## Start MATERIAL FOR THIS EXERCISE
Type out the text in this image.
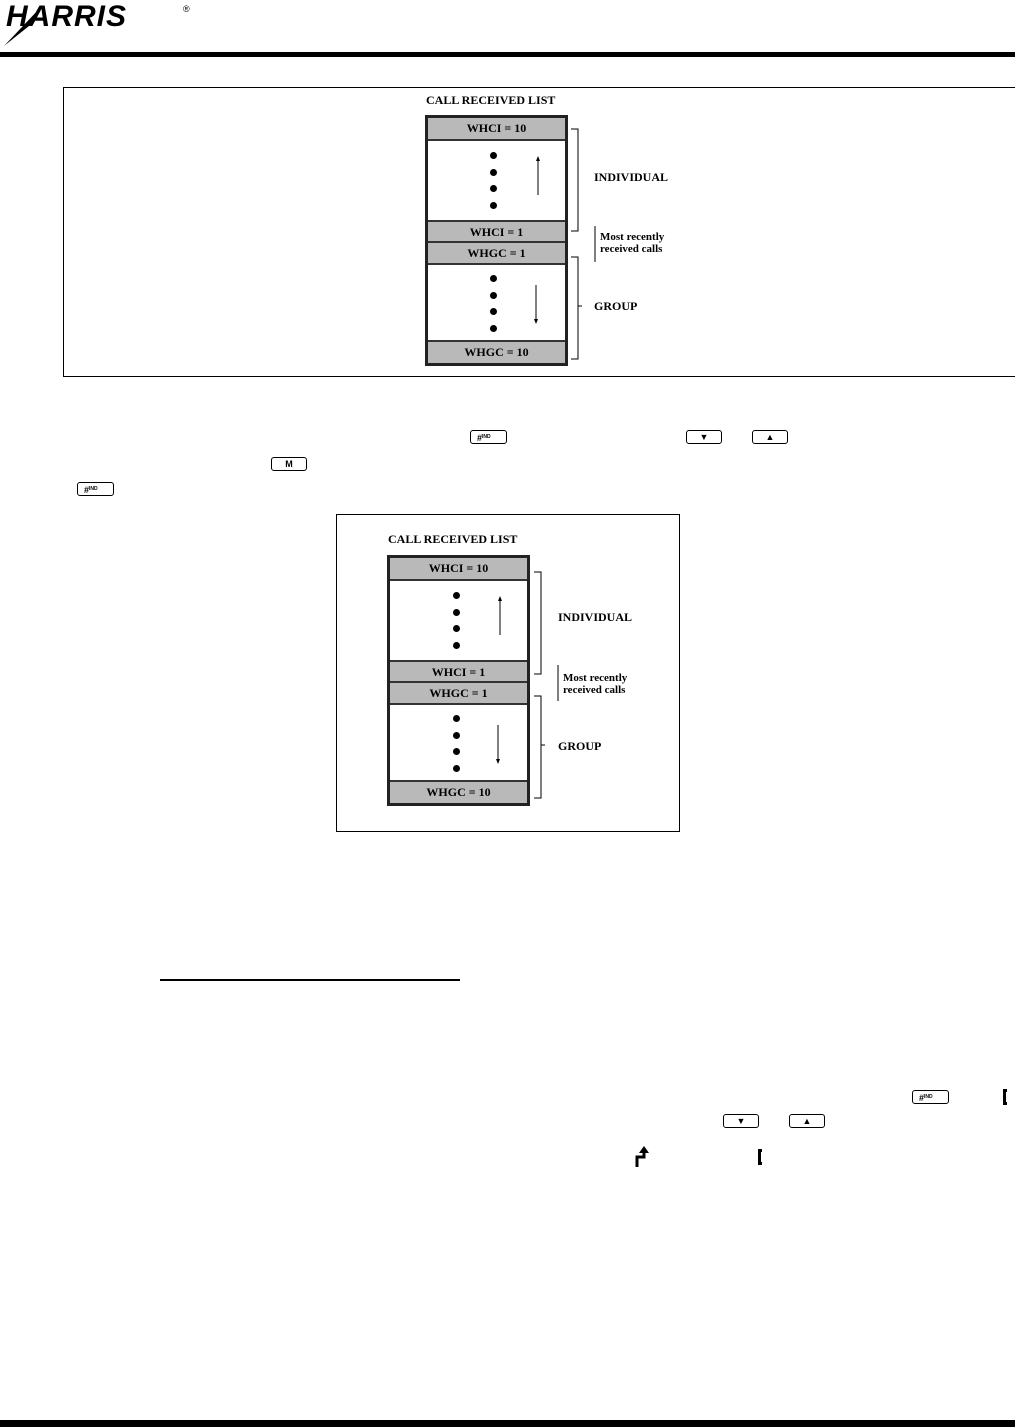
HARRIS	®
CALL RECEIVED LIST
WHCI = 10
WHCI = 1
WHGC = 1
WHGC = 10
INDIVIDUAL
Most recently
received calls
GROUP
#$^{IND}$	▼	▲
M
#$^{IND}$
CALL RECEIVED LIST
WHCI = 10
WHCI = 1
WHGC = 1
WHGC = 10
INDIVIDUAL
Most recently
received calls
GROUP
#$^{IND}$
▼	▲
## End MATERIAL FOR THIS EXERCISE
Reproduce all entries without any change, and omit the pictures.

Type out the text in this image.
HARRIS	®
CALL RECEIVED LIST
WHCI = 10
WHCI = 1
WHGC = 1
WHGC = 10
INDIVIDUAL
Most recently
received calls
GROUP
#$^{IND}$	▼	▲
M
#$^{IND}$
CALL RECEIVED LIST
WHCI = 10
WHCI = 1
WHGC = 1
WHGC = 10
INDIVIDUAL
Most recently
received calls
GROUP
#$^{IND}$
▼	▲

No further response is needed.